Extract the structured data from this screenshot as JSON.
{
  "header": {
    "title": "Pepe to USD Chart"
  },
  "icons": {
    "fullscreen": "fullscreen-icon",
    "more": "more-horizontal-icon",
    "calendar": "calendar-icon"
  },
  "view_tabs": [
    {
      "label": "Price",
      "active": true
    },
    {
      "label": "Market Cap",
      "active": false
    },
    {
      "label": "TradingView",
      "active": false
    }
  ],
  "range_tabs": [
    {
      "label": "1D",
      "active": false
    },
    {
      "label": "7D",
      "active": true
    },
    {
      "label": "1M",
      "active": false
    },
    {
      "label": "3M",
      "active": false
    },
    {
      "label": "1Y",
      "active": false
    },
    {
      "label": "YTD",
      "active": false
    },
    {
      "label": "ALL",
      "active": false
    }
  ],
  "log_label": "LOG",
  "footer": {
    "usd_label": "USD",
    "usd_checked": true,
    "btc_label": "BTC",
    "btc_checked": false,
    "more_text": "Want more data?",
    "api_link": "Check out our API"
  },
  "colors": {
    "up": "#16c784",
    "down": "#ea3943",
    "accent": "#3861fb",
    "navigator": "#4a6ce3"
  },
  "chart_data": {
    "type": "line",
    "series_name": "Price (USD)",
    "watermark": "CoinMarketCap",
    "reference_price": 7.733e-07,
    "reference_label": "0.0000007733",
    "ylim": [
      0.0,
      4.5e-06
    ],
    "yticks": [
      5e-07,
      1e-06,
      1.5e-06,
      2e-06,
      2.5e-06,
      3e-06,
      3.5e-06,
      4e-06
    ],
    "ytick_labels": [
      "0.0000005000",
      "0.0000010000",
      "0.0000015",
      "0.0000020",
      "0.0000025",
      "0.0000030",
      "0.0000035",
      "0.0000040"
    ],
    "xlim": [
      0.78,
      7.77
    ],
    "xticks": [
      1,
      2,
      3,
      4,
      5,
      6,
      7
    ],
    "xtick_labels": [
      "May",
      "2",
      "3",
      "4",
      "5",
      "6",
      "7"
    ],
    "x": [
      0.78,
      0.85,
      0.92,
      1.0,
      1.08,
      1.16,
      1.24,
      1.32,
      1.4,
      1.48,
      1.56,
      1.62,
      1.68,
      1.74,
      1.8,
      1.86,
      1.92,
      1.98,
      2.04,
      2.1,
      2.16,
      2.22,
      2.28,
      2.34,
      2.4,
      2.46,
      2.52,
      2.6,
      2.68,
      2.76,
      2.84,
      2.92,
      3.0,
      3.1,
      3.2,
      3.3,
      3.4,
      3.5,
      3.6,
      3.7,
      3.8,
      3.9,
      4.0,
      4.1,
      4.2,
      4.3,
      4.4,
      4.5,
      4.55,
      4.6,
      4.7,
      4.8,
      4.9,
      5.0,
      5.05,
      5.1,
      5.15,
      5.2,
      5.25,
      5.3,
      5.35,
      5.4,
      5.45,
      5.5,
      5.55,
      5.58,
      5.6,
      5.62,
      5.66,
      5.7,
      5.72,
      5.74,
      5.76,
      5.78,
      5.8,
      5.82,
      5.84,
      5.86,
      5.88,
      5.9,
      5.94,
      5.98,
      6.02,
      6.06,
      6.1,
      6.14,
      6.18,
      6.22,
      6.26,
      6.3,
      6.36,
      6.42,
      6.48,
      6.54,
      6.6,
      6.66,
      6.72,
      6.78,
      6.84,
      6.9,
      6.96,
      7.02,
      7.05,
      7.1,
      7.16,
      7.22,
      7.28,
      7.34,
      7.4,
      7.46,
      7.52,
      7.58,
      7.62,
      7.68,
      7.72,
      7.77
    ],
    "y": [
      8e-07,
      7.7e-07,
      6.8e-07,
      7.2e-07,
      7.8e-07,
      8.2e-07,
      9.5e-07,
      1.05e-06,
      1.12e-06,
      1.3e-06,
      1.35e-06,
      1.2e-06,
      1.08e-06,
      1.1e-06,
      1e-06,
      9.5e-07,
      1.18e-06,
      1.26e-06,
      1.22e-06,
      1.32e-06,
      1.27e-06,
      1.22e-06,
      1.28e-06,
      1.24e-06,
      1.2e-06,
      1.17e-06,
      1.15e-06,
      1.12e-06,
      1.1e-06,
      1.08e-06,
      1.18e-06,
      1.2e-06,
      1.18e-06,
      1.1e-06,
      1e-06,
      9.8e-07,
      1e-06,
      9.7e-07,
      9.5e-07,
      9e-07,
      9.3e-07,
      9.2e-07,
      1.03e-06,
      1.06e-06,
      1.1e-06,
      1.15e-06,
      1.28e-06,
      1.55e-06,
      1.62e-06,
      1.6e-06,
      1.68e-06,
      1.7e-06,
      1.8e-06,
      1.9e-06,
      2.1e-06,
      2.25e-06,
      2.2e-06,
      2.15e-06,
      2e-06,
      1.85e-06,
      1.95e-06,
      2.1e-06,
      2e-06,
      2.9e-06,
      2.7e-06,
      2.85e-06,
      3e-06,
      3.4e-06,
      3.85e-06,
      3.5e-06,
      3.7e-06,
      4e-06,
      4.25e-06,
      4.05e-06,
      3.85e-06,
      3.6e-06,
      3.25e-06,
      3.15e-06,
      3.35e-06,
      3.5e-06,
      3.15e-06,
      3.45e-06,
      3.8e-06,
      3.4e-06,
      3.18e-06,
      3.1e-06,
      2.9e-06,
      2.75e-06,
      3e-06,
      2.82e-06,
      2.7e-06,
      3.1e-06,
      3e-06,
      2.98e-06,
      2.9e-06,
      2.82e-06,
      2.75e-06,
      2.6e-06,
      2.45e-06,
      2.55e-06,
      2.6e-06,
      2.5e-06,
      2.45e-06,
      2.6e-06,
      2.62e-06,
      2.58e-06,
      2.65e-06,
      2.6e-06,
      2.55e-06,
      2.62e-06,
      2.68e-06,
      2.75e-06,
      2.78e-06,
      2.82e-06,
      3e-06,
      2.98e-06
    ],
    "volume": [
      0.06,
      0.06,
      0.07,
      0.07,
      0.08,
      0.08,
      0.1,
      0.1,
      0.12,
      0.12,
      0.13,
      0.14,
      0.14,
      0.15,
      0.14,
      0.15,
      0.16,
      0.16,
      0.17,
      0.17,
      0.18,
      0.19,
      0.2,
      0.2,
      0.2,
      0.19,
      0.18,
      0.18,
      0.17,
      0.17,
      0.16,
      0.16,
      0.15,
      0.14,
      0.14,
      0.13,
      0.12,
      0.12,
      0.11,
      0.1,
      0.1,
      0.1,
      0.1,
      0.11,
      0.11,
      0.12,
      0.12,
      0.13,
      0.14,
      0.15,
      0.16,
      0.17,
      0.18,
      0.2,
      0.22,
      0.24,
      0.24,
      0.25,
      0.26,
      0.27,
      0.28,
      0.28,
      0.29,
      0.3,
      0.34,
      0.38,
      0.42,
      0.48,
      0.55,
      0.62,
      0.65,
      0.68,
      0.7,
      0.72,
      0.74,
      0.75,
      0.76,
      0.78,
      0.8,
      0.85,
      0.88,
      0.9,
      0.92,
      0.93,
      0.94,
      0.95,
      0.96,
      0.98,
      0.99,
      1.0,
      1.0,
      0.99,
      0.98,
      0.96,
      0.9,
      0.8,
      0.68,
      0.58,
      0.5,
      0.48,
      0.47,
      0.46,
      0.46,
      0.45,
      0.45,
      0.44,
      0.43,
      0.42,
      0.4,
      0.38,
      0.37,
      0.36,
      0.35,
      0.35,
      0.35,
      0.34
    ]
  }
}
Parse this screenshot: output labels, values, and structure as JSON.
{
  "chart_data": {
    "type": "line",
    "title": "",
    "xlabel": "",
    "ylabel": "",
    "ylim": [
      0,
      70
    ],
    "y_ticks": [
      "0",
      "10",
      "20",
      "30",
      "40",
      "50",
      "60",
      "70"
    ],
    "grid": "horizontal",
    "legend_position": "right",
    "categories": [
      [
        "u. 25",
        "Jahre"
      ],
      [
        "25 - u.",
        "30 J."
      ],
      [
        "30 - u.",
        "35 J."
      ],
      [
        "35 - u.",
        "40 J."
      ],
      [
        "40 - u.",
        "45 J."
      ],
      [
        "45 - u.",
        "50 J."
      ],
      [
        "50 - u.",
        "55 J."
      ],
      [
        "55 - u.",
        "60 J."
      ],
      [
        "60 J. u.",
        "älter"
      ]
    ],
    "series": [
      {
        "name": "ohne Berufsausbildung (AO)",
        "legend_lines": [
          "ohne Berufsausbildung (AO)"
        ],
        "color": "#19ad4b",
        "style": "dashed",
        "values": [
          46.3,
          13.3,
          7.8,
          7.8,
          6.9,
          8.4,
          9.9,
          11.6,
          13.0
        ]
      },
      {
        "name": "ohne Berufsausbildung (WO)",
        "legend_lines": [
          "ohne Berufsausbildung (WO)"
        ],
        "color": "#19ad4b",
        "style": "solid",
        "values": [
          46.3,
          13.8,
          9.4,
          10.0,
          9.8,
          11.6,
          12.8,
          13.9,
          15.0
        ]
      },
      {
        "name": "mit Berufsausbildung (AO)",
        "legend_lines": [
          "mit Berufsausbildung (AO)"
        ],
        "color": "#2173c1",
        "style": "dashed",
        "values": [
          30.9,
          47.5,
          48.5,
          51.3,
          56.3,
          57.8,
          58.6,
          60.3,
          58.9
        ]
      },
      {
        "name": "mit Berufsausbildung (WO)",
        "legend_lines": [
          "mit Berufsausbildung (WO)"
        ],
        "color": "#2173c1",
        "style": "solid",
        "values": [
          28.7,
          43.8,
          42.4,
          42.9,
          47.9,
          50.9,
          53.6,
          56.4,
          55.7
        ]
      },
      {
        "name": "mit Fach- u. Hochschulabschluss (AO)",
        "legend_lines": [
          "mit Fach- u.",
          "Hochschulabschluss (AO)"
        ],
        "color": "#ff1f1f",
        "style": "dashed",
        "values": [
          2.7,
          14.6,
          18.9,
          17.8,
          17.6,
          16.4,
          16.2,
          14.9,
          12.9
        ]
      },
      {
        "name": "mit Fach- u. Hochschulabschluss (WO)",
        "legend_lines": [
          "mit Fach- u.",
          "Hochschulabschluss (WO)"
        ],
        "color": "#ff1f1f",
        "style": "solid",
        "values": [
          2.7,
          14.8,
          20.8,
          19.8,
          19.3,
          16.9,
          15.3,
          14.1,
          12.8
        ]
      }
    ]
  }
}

Exercise objective →
Of the lines above, copy each that contains "this".

Response →
Extract the structured data from this screenshot as JSON.
Parse this screenshot: output labels, values, and structure as JSON.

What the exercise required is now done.